(Listing from a data collection)
------------

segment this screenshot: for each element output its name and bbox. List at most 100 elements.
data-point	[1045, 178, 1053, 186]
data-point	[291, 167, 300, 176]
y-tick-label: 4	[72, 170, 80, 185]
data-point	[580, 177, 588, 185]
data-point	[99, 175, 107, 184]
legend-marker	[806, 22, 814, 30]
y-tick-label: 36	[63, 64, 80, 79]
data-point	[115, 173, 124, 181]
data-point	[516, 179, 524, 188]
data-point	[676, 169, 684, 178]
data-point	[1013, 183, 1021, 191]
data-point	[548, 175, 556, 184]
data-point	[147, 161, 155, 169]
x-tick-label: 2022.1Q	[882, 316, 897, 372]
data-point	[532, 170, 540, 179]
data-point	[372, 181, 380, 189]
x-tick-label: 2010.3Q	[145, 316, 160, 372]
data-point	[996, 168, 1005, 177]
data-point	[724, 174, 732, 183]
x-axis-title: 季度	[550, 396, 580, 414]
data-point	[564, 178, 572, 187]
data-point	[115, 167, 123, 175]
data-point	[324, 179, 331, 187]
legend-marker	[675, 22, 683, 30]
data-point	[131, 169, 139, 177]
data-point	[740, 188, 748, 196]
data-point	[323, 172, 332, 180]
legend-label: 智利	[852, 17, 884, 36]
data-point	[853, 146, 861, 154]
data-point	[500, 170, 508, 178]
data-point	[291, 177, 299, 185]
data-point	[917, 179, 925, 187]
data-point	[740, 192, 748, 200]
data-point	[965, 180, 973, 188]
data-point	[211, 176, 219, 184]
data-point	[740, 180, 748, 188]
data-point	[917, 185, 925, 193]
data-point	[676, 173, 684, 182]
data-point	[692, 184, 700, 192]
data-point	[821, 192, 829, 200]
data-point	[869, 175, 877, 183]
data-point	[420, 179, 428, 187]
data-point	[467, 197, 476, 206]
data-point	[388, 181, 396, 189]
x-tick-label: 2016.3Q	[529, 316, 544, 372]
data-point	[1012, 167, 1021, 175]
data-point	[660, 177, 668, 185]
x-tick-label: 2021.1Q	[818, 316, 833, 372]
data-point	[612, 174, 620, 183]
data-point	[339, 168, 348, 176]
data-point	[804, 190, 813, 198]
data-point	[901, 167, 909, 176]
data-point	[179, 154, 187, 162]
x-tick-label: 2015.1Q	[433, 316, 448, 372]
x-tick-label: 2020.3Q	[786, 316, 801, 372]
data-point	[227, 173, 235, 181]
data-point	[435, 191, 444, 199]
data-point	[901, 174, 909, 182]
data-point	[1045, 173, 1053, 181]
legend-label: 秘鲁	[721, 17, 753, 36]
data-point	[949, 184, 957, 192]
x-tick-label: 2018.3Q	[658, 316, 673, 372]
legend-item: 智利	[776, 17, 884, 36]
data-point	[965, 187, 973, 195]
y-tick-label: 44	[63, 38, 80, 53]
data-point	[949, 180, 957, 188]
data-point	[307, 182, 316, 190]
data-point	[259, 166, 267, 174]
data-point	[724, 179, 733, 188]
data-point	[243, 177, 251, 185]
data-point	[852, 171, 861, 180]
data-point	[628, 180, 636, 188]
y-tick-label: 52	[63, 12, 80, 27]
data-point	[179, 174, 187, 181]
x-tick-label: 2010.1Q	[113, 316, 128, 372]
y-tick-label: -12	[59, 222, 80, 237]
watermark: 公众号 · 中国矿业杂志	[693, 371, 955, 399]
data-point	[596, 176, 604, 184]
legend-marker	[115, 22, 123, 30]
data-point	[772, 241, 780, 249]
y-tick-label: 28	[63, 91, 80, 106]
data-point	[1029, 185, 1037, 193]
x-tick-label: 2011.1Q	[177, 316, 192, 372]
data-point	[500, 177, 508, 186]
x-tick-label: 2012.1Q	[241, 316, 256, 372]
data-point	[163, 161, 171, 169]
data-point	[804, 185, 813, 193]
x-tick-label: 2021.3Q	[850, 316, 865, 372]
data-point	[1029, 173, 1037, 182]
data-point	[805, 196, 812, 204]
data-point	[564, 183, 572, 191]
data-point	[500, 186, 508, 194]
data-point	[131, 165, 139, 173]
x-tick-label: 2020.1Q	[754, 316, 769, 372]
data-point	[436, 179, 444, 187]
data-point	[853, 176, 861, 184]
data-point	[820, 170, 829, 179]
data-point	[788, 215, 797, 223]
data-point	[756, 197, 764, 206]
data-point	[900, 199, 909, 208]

------------

What you will do: Count the lines in the listing that contain the string "legend", and give only the number.

Task answer: 6